# [Exercise]
Below are the records; pull every line that includes "text".

# [Figure contents as structured data]
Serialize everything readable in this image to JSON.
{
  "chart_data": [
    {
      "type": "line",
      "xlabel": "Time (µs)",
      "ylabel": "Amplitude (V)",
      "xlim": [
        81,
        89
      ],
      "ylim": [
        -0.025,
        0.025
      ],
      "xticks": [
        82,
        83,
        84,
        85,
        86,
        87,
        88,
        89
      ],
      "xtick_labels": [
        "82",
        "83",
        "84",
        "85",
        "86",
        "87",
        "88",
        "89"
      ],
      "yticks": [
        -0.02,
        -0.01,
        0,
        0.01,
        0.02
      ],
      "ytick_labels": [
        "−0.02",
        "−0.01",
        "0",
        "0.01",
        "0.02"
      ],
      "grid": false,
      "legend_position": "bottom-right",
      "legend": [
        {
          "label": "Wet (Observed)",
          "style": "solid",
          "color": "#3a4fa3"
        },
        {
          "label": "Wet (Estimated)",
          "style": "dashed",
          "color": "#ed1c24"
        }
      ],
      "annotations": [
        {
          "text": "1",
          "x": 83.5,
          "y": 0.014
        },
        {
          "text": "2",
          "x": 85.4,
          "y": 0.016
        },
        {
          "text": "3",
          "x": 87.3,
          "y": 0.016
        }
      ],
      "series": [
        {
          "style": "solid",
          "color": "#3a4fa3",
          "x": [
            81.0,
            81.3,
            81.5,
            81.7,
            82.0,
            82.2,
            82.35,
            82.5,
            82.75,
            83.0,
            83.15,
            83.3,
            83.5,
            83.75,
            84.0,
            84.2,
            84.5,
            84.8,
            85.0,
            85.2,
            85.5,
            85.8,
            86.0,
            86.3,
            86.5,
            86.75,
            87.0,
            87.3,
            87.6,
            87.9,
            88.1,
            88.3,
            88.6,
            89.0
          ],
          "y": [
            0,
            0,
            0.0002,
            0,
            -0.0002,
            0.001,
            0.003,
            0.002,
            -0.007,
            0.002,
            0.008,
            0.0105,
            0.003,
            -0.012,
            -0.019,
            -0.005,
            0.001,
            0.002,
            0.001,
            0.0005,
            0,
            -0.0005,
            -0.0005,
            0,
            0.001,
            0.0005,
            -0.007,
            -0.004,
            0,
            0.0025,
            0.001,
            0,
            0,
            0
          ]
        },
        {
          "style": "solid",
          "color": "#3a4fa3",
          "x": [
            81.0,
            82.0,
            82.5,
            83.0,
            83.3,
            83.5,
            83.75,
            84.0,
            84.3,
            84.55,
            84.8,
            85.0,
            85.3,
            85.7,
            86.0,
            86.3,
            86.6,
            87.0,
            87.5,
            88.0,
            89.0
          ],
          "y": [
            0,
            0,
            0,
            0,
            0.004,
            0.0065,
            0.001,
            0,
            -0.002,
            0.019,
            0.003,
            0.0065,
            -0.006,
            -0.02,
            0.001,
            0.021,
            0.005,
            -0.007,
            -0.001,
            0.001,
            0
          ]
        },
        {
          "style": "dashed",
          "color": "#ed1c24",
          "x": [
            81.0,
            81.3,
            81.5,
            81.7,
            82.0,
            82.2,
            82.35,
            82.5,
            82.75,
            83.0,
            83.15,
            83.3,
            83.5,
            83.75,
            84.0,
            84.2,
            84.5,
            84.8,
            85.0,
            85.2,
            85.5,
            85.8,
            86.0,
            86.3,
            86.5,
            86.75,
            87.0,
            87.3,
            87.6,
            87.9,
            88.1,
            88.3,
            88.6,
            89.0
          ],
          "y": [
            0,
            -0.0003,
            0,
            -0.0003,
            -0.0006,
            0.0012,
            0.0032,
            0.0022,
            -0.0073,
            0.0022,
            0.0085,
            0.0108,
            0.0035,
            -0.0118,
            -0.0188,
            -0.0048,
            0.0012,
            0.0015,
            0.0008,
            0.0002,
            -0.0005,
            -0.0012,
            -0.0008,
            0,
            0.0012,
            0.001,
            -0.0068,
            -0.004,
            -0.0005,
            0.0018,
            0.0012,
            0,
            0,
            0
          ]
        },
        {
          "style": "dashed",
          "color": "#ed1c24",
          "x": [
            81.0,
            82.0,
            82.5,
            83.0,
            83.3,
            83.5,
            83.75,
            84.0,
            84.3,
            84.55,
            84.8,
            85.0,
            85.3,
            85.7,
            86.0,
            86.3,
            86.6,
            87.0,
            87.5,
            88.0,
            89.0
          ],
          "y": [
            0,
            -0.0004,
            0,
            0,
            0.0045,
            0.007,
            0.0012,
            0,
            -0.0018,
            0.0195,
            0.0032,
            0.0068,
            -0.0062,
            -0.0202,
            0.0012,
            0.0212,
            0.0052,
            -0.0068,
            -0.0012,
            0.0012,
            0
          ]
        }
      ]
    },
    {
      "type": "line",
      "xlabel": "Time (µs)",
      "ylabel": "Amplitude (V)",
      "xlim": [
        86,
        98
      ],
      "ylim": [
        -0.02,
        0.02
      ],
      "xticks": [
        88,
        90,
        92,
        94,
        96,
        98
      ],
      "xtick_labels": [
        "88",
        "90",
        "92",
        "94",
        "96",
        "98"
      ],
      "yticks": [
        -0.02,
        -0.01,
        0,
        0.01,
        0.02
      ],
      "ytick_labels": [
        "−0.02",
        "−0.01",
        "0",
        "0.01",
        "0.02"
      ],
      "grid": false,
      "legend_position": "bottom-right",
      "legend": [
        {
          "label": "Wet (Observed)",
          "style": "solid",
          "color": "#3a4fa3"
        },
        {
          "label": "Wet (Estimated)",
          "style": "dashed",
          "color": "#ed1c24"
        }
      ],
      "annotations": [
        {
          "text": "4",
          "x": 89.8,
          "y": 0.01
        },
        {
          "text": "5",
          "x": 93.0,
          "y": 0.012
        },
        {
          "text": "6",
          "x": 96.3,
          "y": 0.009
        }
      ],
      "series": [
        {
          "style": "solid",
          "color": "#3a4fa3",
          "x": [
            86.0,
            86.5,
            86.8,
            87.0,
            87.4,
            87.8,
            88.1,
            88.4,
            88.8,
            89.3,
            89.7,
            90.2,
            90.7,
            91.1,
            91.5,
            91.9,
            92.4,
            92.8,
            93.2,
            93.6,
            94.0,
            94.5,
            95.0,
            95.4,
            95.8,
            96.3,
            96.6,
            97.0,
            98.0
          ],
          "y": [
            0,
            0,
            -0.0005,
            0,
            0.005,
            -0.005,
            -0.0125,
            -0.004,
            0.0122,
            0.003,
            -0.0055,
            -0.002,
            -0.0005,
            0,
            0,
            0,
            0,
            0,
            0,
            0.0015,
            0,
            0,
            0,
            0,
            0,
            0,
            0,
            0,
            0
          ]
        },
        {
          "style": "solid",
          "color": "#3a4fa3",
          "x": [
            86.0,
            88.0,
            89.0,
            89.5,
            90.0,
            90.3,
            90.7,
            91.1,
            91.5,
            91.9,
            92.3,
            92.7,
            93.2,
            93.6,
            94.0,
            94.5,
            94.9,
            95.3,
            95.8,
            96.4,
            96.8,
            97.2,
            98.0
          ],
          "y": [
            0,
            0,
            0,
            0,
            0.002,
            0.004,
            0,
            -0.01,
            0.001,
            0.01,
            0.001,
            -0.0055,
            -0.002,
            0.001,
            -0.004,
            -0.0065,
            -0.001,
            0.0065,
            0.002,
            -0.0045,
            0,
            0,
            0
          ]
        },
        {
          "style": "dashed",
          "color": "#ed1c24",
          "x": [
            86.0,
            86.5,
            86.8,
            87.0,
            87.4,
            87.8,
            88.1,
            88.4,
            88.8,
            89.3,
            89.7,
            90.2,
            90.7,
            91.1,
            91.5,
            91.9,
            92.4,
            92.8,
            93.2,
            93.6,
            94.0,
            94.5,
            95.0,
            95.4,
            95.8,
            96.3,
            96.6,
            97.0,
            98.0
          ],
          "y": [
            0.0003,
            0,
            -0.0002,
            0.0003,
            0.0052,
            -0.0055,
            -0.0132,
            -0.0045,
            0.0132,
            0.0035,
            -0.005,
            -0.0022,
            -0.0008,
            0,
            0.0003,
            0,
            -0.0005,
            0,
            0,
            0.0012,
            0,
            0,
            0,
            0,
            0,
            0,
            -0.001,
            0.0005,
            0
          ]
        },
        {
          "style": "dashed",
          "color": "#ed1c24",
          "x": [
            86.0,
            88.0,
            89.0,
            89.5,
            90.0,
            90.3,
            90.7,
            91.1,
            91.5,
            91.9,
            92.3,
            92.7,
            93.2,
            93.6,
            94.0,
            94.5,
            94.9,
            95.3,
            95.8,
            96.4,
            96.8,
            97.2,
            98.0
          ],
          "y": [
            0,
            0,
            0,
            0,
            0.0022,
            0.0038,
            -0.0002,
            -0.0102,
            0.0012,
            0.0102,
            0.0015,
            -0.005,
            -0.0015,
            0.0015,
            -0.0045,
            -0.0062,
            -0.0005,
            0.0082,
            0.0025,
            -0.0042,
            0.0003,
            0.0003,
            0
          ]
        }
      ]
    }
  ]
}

# [Solution]
          "text": "1",
          "text": "2",
          "text": "3",
          "text": "4",
          "text": "5",
          "text": "6",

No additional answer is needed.